Records about charts and figures
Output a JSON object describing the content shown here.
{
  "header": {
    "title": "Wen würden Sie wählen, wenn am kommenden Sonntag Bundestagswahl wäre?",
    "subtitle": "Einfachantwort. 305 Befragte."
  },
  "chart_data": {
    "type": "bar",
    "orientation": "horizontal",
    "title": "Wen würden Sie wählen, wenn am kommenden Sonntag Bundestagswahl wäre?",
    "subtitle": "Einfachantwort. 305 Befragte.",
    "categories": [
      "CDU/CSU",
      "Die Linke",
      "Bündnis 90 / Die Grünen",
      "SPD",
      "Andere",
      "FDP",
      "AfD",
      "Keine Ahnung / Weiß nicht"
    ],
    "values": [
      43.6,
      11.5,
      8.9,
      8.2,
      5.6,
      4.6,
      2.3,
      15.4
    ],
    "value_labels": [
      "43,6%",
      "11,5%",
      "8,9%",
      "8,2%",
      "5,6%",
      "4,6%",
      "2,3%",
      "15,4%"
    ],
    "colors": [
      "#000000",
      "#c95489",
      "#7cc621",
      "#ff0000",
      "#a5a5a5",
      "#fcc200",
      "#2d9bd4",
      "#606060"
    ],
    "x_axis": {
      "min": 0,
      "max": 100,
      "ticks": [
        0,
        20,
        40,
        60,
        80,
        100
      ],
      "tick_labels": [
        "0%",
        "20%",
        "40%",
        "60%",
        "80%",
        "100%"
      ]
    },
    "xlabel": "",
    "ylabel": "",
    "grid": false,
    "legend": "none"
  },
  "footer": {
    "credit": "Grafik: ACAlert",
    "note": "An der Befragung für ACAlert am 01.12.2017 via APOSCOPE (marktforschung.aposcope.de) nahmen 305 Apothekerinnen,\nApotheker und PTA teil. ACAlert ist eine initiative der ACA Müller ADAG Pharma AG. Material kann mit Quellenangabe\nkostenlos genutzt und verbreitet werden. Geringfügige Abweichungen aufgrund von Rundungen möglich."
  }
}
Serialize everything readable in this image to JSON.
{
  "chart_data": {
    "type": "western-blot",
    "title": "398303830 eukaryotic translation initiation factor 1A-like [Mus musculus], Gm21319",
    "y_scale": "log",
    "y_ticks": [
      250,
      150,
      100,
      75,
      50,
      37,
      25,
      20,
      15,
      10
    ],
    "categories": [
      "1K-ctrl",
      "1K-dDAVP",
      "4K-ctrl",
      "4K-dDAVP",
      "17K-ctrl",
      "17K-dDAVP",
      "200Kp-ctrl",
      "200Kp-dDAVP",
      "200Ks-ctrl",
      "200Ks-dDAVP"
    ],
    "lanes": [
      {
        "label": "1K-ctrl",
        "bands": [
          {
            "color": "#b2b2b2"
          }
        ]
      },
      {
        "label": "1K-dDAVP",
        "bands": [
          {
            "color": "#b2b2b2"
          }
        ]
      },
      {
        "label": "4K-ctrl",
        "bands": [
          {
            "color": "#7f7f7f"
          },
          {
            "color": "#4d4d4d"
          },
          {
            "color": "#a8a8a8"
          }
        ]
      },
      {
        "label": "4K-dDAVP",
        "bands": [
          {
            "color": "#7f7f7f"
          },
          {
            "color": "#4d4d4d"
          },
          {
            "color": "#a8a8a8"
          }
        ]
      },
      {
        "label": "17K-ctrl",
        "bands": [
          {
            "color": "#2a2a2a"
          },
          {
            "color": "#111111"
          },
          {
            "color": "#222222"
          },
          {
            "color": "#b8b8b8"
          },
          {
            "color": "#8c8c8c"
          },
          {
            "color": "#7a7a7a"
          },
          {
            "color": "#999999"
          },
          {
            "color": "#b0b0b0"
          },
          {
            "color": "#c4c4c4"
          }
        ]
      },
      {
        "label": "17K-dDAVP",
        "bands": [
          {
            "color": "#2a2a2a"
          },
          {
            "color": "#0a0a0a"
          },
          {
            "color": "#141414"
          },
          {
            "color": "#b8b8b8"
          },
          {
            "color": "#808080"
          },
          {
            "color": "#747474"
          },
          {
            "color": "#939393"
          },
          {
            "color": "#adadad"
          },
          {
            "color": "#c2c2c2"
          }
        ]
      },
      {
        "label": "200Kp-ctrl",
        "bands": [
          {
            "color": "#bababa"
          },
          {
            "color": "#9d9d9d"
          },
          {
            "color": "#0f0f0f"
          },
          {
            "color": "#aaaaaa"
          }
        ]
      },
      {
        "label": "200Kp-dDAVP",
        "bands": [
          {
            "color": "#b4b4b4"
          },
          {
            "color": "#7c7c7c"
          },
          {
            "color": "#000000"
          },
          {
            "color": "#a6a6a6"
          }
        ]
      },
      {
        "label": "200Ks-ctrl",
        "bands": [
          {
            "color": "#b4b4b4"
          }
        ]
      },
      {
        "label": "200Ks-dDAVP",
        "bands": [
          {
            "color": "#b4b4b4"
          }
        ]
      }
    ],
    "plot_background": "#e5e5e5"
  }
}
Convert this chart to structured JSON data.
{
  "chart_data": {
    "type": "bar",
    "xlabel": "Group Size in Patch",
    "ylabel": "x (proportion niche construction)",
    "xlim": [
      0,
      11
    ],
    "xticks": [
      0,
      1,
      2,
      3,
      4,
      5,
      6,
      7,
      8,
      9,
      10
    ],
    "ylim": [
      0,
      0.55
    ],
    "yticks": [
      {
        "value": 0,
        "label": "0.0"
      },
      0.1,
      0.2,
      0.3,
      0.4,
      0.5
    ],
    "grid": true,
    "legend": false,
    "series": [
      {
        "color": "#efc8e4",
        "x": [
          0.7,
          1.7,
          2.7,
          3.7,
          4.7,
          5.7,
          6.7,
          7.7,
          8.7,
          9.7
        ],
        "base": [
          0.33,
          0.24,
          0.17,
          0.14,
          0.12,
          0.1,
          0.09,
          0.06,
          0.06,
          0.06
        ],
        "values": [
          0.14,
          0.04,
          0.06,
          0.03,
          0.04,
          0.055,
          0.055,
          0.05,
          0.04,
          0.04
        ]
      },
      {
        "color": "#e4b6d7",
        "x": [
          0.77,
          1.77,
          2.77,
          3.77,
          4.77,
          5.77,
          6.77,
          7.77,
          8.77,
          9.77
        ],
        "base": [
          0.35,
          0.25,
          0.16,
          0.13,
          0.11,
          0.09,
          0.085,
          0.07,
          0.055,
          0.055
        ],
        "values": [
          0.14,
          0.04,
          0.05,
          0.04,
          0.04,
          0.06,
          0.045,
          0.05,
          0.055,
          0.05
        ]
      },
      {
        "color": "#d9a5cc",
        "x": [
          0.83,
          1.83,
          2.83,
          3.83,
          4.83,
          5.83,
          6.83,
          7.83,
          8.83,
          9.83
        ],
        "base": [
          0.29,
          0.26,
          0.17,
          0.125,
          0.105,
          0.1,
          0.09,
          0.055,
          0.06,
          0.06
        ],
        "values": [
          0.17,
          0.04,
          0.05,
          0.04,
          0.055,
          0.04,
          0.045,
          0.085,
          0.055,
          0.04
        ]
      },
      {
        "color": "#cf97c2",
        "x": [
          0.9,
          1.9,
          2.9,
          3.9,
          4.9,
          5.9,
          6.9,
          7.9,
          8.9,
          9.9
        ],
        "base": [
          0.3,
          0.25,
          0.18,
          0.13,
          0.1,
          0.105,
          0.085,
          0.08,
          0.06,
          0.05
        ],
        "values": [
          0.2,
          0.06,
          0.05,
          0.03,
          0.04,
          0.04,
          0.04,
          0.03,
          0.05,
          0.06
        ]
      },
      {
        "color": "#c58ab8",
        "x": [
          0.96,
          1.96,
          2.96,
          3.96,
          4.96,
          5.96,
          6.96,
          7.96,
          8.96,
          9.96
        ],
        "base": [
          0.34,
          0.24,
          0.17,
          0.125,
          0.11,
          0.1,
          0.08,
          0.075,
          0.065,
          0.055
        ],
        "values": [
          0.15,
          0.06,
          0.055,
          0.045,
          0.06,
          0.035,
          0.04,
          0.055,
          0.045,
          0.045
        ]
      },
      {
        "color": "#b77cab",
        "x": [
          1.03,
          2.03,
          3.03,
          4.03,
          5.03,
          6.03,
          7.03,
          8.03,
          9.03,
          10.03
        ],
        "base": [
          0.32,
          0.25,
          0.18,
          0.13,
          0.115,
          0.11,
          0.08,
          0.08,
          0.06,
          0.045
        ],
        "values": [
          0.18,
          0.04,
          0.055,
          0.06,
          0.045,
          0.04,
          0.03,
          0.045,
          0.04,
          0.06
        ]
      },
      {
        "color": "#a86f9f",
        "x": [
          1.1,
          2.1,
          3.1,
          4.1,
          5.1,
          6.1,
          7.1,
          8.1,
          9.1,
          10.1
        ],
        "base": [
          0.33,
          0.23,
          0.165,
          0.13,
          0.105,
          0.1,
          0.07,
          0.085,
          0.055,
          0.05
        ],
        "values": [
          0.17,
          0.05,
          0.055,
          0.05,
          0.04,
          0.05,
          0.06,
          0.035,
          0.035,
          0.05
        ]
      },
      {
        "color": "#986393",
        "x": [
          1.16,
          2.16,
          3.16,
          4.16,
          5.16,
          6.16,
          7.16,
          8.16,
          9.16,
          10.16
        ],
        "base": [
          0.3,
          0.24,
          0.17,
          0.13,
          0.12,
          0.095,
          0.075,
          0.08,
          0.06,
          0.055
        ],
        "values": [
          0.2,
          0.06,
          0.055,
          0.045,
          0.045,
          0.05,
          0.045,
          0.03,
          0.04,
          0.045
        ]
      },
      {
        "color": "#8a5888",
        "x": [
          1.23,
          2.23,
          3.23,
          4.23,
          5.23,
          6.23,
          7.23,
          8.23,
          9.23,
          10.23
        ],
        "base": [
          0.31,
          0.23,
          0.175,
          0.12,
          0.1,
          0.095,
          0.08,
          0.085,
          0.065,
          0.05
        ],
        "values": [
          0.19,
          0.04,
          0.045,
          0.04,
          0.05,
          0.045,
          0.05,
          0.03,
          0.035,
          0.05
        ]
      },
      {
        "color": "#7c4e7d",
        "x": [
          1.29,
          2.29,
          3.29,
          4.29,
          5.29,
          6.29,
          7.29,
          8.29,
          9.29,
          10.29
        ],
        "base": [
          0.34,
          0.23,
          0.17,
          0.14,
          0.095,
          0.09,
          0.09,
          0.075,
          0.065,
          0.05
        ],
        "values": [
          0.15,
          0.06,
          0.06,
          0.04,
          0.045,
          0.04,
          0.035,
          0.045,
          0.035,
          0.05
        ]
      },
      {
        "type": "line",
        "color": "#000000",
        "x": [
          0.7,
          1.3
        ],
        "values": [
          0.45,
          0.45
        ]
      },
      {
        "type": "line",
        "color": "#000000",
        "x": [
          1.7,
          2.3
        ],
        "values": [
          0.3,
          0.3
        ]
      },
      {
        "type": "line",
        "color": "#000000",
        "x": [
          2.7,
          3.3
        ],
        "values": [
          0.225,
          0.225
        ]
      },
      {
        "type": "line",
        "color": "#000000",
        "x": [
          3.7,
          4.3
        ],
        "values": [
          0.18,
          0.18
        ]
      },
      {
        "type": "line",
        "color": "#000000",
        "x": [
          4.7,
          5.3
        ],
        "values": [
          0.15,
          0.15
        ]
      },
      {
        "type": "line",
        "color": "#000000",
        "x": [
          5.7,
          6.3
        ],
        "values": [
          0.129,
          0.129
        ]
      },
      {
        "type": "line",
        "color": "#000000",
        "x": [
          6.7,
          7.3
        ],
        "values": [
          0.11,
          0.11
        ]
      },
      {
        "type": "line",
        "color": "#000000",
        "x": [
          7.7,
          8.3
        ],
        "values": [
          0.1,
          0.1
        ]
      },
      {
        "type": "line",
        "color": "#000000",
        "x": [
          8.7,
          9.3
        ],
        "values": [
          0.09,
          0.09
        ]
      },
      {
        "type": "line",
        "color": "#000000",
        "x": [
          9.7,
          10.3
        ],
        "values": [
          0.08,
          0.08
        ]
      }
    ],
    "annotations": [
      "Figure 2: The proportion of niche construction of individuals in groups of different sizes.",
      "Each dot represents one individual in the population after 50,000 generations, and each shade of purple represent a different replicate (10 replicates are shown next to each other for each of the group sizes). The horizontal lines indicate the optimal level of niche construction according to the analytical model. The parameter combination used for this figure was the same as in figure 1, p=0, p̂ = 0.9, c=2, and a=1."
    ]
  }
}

Task goal. Identify and extract each line of the listing that contains "dDAVP".

Complete output.
      "1K-dDAVP",
      "4K-dDAVP",
      "17K-dDAVP",
      "200Kp-dDAVP",
      "200Ks-dDAVP"
        "label": "1K-dDAVP",
        "label": "4K-dDAVP",
        "label": "17K-dDAVP",
        "label": "200Kp-dDAVP",
        "label": "200Ks-dDAVP",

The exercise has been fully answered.